Material for this exercise:

____________________

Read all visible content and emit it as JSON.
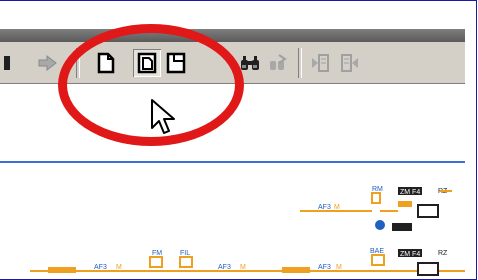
{
  "toolbar": {
    "buttons": [
      {
        "icon": "arrow-right-icon",
        "label": "",
        "state": "disabled"
      },
      {
        "icon": "document-icon",
        "label": "",
        "state": "normal"
      },
      {
        "icon": "document-stack-icon",
        "label": "",
        "state": "pressed"
      },
      {
        "icon": "document-corner-icon",
        "label": "",
        "state": "normal"
      },
      {
        "icon": "binoculars-icon",
        "label": "",
        "state": "normal"
      },
      {
        "icon": "replace-icon",
        "label": "",
        "state": "disabled"
      },
      {
        "icon": "navigate-back-icon",
        "label": "",
        "state": "disabled"
      },
      {
        "icon": "navigate-forward-icon",
        "label": "",
        "state": "disabled"
      }
    ]
  },
  "colors": {
    "callout": "#e01818",
    "toolbar": "#d4d0c8",
    "accent_line": "#3c6fd1",
    "diagram_orange": "#f0a020",
    "diagram_blue": "#2060c0"
  },
  "diagram": {
    "labels_top": [
      "AF3",
      "M",
      "RM",
      "ZM F4",
      "RZ"
    ],
    "labels_bottom": [
      "AF3",
      "M",
      "FM",
      "FIL",
      "AF3",
      "M",
      "AF3",
      "M",
      "BAE",
      "ZM F4",
      "RZ"
    ]
  }
}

____________________

Task goal: Identify every line where the string "navigate" appears.

Written answer:
        "icon": "navigate-back-icon",
        "icon": "navigate-forward-icon",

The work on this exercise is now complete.